[[ Text passage open ]]

By taking advantage of custom optimizers, you can potentially achieve better quality LoRAs with shorter training times, making your Stable Diffusion workflow more efficient and productive.

[[ Text passage closed ]]
[[ Material supplied open ]]

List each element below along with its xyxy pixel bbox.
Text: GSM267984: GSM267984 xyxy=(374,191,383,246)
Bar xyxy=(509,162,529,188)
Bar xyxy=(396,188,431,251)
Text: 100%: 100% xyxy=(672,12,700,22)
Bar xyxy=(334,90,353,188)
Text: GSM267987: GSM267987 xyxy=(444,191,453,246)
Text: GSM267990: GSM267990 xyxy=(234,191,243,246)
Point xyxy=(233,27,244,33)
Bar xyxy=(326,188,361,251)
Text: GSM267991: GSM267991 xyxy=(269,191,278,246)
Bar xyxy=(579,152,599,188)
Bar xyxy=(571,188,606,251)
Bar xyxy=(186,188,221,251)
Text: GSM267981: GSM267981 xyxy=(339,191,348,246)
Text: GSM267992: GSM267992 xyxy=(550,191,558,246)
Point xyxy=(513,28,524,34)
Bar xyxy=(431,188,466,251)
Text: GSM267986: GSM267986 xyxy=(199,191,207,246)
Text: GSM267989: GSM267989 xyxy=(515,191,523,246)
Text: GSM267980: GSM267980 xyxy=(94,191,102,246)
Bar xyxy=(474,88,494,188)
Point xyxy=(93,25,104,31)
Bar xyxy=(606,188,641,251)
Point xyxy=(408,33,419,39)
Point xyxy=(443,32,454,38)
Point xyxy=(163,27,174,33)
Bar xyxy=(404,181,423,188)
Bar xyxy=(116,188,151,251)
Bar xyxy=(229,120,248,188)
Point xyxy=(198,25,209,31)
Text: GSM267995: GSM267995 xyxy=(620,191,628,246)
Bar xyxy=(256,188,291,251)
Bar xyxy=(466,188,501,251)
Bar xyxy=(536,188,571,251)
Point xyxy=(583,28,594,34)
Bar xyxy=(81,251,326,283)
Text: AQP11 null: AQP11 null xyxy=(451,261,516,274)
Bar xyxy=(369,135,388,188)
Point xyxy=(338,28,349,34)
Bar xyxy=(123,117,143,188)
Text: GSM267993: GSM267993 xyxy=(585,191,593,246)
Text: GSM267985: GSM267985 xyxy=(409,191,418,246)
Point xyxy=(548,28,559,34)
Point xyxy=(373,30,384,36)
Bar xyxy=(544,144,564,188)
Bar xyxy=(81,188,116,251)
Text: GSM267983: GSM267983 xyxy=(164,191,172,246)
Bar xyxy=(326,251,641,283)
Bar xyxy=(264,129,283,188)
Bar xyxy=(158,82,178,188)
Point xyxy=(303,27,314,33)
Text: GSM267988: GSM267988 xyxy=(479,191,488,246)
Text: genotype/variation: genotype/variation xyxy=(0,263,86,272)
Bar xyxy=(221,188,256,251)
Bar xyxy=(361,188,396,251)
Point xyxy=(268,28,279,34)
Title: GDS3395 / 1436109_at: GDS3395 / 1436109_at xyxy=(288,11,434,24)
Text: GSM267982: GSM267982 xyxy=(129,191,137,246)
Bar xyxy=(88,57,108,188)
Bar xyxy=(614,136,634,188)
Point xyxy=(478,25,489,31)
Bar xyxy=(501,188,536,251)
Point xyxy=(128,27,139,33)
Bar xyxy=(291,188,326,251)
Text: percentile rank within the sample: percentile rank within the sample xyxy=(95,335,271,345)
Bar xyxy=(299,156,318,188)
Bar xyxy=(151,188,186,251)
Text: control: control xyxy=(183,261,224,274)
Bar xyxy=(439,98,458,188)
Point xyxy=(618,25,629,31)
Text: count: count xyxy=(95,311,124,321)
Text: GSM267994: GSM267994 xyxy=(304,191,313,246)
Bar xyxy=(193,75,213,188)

[[ Material supplied closed ]]

▶ [Problem set]:
1. Copy the stretch of the passage on custom optimizers from "By taking advantage" through "efficient and productive." word for word.
2. According to the passage on custom optimizers, what two improvements to LoRAs can custom optimizers potentially bring?

▶ [Results by task]:
1.
By taking advantage of custom optimizers, you can potentially achieve better quality LoRAs with shorter training times, making your Stable Diffusion workflow more efficient and productive.

2. Better quality LoRAs with shorter training times.